**Entries with figure data**
********
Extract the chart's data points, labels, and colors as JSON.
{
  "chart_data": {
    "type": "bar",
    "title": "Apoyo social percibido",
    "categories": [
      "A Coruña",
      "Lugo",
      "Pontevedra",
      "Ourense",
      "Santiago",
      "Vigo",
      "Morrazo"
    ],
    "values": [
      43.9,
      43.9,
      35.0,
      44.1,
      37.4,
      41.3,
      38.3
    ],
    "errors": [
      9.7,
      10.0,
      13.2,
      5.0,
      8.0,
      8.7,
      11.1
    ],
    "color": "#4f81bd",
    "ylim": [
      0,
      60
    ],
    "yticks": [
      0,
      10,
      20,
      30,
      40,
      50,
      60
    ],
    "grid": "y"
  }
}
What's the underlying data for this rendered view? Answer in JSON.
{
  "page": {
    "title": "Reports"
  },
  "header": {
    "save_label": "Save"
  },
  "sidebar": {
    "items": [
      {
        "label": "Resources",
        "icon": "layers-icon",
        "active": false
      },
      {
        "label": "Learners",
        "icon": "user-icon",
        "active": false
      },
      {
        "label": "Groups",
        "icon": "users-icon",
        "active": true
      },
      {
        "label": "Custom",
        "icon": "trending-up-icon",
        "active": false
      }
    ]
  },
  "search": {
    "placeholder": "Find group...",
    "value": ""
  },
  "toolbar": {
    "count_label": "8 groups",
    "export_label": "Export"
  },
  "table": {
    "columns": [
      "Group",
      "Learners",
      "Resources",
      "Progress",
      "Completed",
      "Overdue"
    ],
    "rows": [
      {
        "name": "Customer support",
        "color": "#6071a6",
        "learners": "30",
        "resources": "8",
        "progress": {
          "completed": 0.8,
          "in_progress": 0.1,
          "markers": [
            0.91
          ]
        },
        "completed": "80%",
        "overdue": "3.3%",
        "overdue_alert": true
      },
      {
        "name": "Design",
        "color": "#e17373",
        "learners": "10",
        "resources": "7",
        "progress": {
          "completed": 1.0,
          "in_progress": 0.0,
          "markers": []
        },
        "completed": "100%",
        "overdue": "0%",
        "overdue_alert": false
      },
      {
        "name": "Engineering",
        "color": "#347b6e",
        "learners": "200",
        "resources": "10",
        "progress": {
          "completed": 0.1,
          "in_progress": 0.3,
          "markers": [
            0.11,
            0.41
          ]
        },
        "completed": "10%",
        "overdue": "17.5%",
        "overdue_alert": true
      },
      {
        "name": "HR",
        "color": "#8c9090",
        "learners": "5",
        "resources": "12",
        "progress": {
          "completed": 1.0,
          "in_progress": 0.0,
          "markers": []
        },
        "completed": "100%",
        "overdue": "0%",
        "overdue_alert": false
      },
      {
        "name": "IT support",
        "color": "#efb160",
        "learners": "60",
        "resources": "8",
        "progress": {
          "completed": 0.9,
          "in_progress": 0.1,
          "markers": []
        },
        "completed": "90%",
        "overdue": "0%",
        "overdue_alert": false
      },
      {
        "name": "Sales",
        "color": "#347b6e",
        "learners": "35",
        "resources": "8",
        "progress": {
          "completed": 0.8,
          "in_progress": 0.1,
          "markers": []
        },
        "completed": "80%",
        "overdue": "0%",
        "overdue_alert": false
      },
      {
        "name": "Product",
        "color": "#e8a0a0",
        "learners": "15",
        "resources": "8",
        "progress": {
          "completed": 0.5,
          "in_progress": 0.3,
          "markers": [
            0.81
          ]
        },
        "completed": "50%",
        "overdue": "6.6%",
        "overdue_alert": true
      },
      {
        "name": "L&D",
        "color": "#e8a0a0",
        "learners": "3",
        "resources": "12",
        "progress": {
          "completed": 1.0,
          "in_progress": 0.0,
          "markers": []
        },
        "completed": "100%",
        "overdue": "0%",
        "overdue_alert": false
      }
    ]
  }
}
********
**THE TASK**
Repeat every line of the data, exactly and in full.

**ANSWER FOR THE TASK**
Extract the chart's data points, labels, and colors as JSON.
{
  "chart_data": {
    "type": "bar",
    "title": "Apoyo social percibido",
    "categories": [
      "A Coruña",
      "Lugo",
      "Pontevedra",
      "Ourense",
      "Santiago",
      "Vigo",
      "Morrazo"
    ],
    "values": [
      43.9,
      43.9,
      35.0,
      44.1,
      37.4,
      41.3,
      38.3
    ],
    "errors": [
      9.7,
      10.0,
      13.2,
      5.0,
      8.0,
      8.7,
      11.1
    ],
    "color": "#4f81bd",
    "ylim": [
      0,
      60
    ],
    "yticks": [
      0,
      10,
      20,
      30,
      40,
      50,
      60
    ],
    "grid": "y"
  }
}
What's the underlying data for this rendered view? Answer in JSON.
{
  "page": {
    "title": "Reports"
  },
  "header": {
    "save_label": "Save"
  },
  "sidebar": {
    "items": [
      {
        "label": "Resources",
        "icon": "layers-icon",
        "active": false
      },
      {
        "label": "Learners",
        "icon": "user-icon",
        "active": false
      },
      {
        "label": "Groups",
        "icon": "users-icon",
        "active": true
      },
      {
        "label": "Custom",
        "icon": "trending-up-icon",
        "active": false
      }
    ]
  },
  "search": {
    "placeholder": "Find group...",
    "value": ""
  },
  "toolbar": {
    "count_label": "8 groups",
    "export_label": "Export"
  },
  "table": {
    "columns": [
      "Group",
      "Learners",
      "Resources",
      "Progress",
      "Completed",
      "Overdue"
    ],
    "rows": [
      {
        "name": "Customer support",
        "color": "#6071a6",
        "learners": "30",
        "resources": "8",
        "progress": {
          "completed": 0.8,
          "in_progress": 0.1,
          "markers": [
            0.91
          ]
        },
        "completed": "80%",
        "overdue": "3.3%",
        "overdue_alert": true
      },
      {
        "name": "Design",
        "color": "#e17373",
        "learners": "10",
        "resources": "7",
        "progress": {
          "completed": 1.0,
          "in_progress": 0.0,
          "markers": []
        },
        "completed": "100%",
        "overdue": "0%",
        "overdue_alert": false
      },
      {
        "name": "Engineering",
        "color": "#347b6e",
        "learners": "200",
        "resources": "10",
        "progress": {
          "completed": 0.1,
          "in_progress": 0.3,
          "markers": [
            0.11,
            0.41
          ]
        },
        "completed": "10%",
        "overdue": "17.5%",
        "overdue_alert": true
      },
      {
        "name": "HR",
        "color": "#8c9090",
        "learners": "5",
        "resources": "12",
        "progress": {
          "completed": 1.0,
          "in_progress": 0.0,
          "markers": []
        },
        "completed": "100%",
        "overdue": "0%",
        "overdue_alert": false
      },
      {
        "name": "IT support",
        "color": "#efb160",
        "learners": "60",
        "resources": "8",
        "progress": {
          "completed": 0.9,
          "in_progress": 0.1,
          "markers": []
        },
        "completed": "90%",
        "overdue": "0%",
        "overdue_alert": false
      },
      {
        "name": "Sales",
        "color": "#347b6e",
        "learners": "35",
        "resources": "8",
        "progress": {
          "completed": 0.8,
          "in_progress": 0.1,
          "markers": []
        },
        "completed": "80%",
        "overdue": "0%",
        "overdue_alert": false
      },
      {
        "name": "Product",
        "color": "#e8a0a0",
        "learners": "15",
        "resources": "8",
        "progress": {
          "completed": 0.5,
          "in_progress": 0.3,
          "markers": [
            0.81
          ]
        },
        "completed": "50%",
        "overdue": "6.6%",
        "overdue_alert": true
      },
      {
        "name": "L&D",
        "color": "#e8a0a0",
        "learners": "3",
        "resources": "12",
        "progress": {
          "completed": 1.0,
          "in_progress": 0.0,
          "markers": []
        },
        "completed": "100%",
        "overdue": "0%",
        "overdue_alert": false
      }
    ]
  }
}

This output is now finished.